◆ **Input**:
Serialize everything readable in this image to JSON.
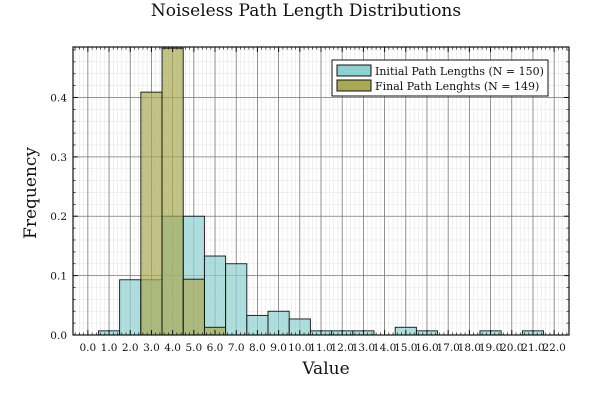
{
  "chart_data": {
    "type": "bar",
    "title": "Noiseless Path Length Distributions",
    "xlabel": "Value",
    "ylabel": "Frequency",
    "xlim": [
      -0.7,
      22.7
    ],
    "ylim": [
      0,
      0.485
    ],
    "x_ticks": [
      "0.0",
      "1.0",
      "2.0",
      "3.0",
      "4.0",
      "5.0",
      "6.0",
      "7.0",
      "8.0",
      "9.0",
      "10.0",
      "11.0",
      "12.0",
      "13.0",
      "14.0",
      "15.0",
      "16.0",
      "17.0",
      "18.0",
      "19.0",
      "20.0",
      "21.0",
      "22.0"
    ],
    "y_ticks": [
      "0.0",
      "0.1",
      "0.2",
      "0.3",
      "0.4"
    ],
    "grid": true,
    "legend_position": "top-right",
    "bin_width": 1,
    "series": [
      {
        "name": "Initial Path Lengths (N = 150)",
        "color": "#8fd0d0",
        "bins": [
          [
            0.5,
            0.007
          ],
          [
            1.5,
            0.093
          ],
          [
            2.5,
            0.093
          ],
          [
            3.5,
            0.2
          ],
          [
            4.5,
            0.2
          ],
          [
            5.5,
            0.133
          ],
          [
            6.5,
            0.12
          ],
          [
            7.5,
            0.033
          ],
          [
            8.5,
            0.04
          ],
          [
            9.5,
            0.027
          ],
          [
            10.5,
            0.007
          ],
          [
            11.5,
            0.007
          ],
          [
            12.5,
            0.007
          ],
          [
            14.5,
            0.013
          ],
          [
            15.5,
            0.007
          ],
          [
            18.5,
            0.007
          ],
          [
            20.5,
            0.007
          ]
        ]
      },
      {
        "name": "Final Path Lenghts (N = 149)",
        "color": "#a9a955",
        "bins": [
          [
            2.5,
            0.409
          ],
          [
            3.5,
            0.483
          ],
          [
            4.5,
            0.094
          ],
          [
            5.5,
            0.013
          ]
        ]
      }
    ]
  }
}
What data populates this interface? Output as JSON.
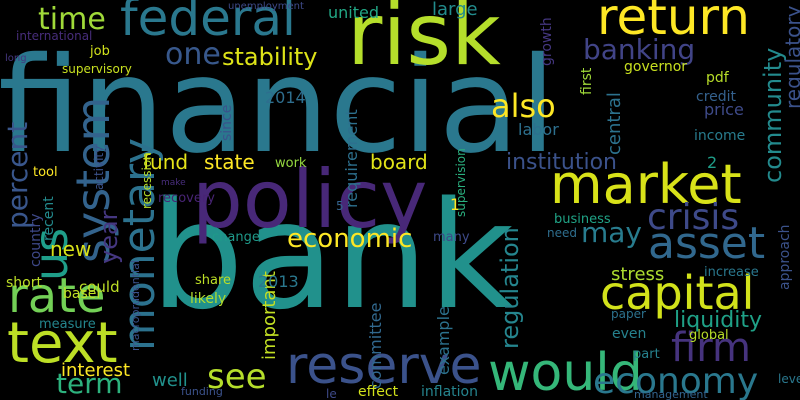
{
  "words": [
    {
      "text": "financial",
      "color": "#2a788e"
    },
    {
      "text": "bank",
      "color": "#21918c"
    },
    {
      "text": "policy",
      "color": "#482878"
    },
    {
      "text": "risk",
      "color": "#b5de2b"
    },
    {
      "text": "market",
      "color": "#d8e219"
    },
    {
      "text": "return",
      "color": "#fde725"
    },
    {
      "text": "federal",
      "color": "#2a788e"
    },
    {
      "text": "capital",
      "color": "#d2e21b"
    },
    {
      "text": "reserve",
      "color": "#3b528b"
    },
    {
      "text": "text",
      "color": "#bddf26"
    },
    {
      "text": "rate",
      "color": "#73d056"
    },
    {
      "text": "would",
      "color": "#35b779"
    },
    {
      "text": "monetary",
      "color": "#2c728e"
    },
    {
      "text": "system",
      "color": "#33638d"
    },
    {
      "text": "us",
      "color": "#1f9e89"
    },
    {
      "text": "asset",
      "color": "#31688e"
    },
    {
      "text": "crisis",
      "color": "#3e4a89"
    },
    {
      "text": "firm",
      "color": "#46337e"
    },
    {
      "text": "economy",
      "color": "#2a788e"
    },
    {
      "text": "also",
      "color": "#fde725"
    },
    {
      "text": "banking",
      "color": "#414487"
    },
    {
      "text": "time",
      "color": "#a0da39"
    },
    {
      "text": "see",
      "color": "#b5de2b"
    },
    {
      "text": "term",
      "color": "#2db27d"
    },
    {
      "text": "economic",
      "color": "#fde725"
    },
    {
      "text": "may",
      "color": "#287c8e"
    },
    {
      "text": "one",
      "color": "#38588c"
    },
    {
      "text": "stability",
      "color": "#dde318"
    },
    {
      "text": "percent",
      "color": "#39568c"
    },
    {
      "text": "year",
      "color": "#453781"
    },
    {
      "text": "interest",
      "color": "#fde725"
    },
    {
      "text": "fund",
      "color": "#e5e419"
    },
    {
      "text": "state",
      "color": "#fde725"
    },
    {
      "text": "board",
      "color": "#e2e418"
    },
    {
      "text": "institution",
      "color": "#3b528b"
    },
    {
      "text": "regulation",
      "color": "#25858e"
    },
    {
      "text": "community",
      "color": "#238a8d"
    },
    {
      "text": "liquidity",
      "color": "#1fa187"
    },
    {
      "text": "regulatory",
      "color": "#3b528b"
    },
    {
      "text": "united",
      "color": "#22a785"
    },
    {
      "text": "large",
      "color": "#228c8d"
    },
    {
      "text": "new",
      "color": "#d8e219"
    },
    {
      "text": "2014",
      "color": "#2e6e8e"
    },
    {
      "text": "labor",
      "color": "#2d708e"
    },
    {
      "text": "central",
      "color": "#2c728e"
    },
    {
      "text": "stress",
      "color": "#addc30"
    },
    {
      "text": "requirement",
      "color": "#2d708e"
    },
    {
      "text": "important",
      "color": "#c2df23"
    },
    {
      "text": "committee",
      "color": "#31688e"
    },
    {
      "text": "example",
      "color": "#2c728e"
    },
    {
      "text": "2013",
      "color": "#2a788e"
    },
    {
      "text": "well",
      "color": "#21918c"
    },
    {
      "text": "2",
      "color": "#1f9e89"
    },
    {
      "text": "1",
      "color": "#fde725"
    },
    {
      "text": "5",
      "color": "#33638d"
    },
    {
      "text": "growth",
      "color": "#453781"
    },
    {
      "text": "first",
      "color": "#a0da39"
    },
    {
      "text": "governor",
      "color": "#c8e020"
    },
    {
      "text": "pdf",
      "color": "#b8de29"
    },
    {
      "text": "credit",
      "color": "#34618d"
    },
    {
      "text": "price",
      "color": "#3e4a89"
    },
    {
      "text": "income",
      "color": "#287c8e"
    },
    {
      "text": "supervision",
      "color": "#2ab07f"
    },
    {
      "text": "since",
      "color": "#3a548c"
    },
    {
      "text": "work",
      "color": "#95d840"
    },
    {
      "text": "recovery",
      "color": "#482475"
    },
    {
      "text": "change",
      "color": "#1f9a8a"
    },
    {
      "text": "many",
      "color": "#3e4a89"
    },
    {
      "text": "business",
      "color": "#20a386"
    },
    {
      "text": "need",
      "color": "#2e6e8e"
    },
    {
      "text": "increase",
      "color": "#2a788e"
    },
    {
      "text": "approach",
      "color": "#3b528b"
    },
    {
      "text": "paper",
      "color": "#2c728e"
    },
    {
      "text": "even",
      "color": "#26828e"
    },
    {
      "text": "global",
      "color": "#b8de29"
    },
    {
      "text": "part",
      "color": "#26828e"
    },
    {
      "text": "level",
      "color": "#2a788e"
    },
    {
      "text": "management",
      "color": "#32648e"
    },
    {
      "text": "inflation",
      "color": "#25848e"
    },
    {
      "text": "effect",
      "color": "#d2e21b"
    },
    {
      "text": "le",
      "color": "#3e4a89"
    },
    {
      "text": "funding",
      "color": "#3b528b"
    },
    {
      "text": "share",
      "color": "#bddf26"
    },
    {
      "text": "likely",
      "color": "#b2dd2d"
    },
    {
      "text": "basel",
      "color": "#c0df25"
    },
    {
      "text": "short",
      "color": "#bddf26"
    },
    {
      "text": "could",
      "color": "#bddf26"
    },
    {
      "text": "measure",
      "color": "#24868e"
    },
    {
      "text": "macroprudential",
      "color": "#3b528b"
    },
    {
      "text": "country",
      "color": "#3e4989"
    },
    {
      "text": "recent",
      "color": "#238a8d"
    },
    {
      "text": "tool",
      "color": "#fde725"
    },
    {
      "text": "make",
      "color": "#472d7b"
    },
    {
      "text": "recession",
      "color": "#b8de29"
    },
    {
      "text": "activity",
      "color": "#3b528b"
    },
    {
      "text": "job",
      "color": "#d2e21b"
    },
    {
      "text": "supervisory",
      "color": "#c8e020"
    },
    {
      "text": "international",
      "color": "#472d7b"
    },
    {
      "text": "long",
      "color": "#453781"
    },
    {
      "text": "unemployment",
      "color": "#3e4a89"
    }
  ]
}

◆ **What the exercise asks**: Collect the complete line wherever the string "name" appears in the records.

◆ **Solution**:
        "name": "Initial Path Lengths (N = 150)",
        "name": "Final Path Lenghts (N = 149)",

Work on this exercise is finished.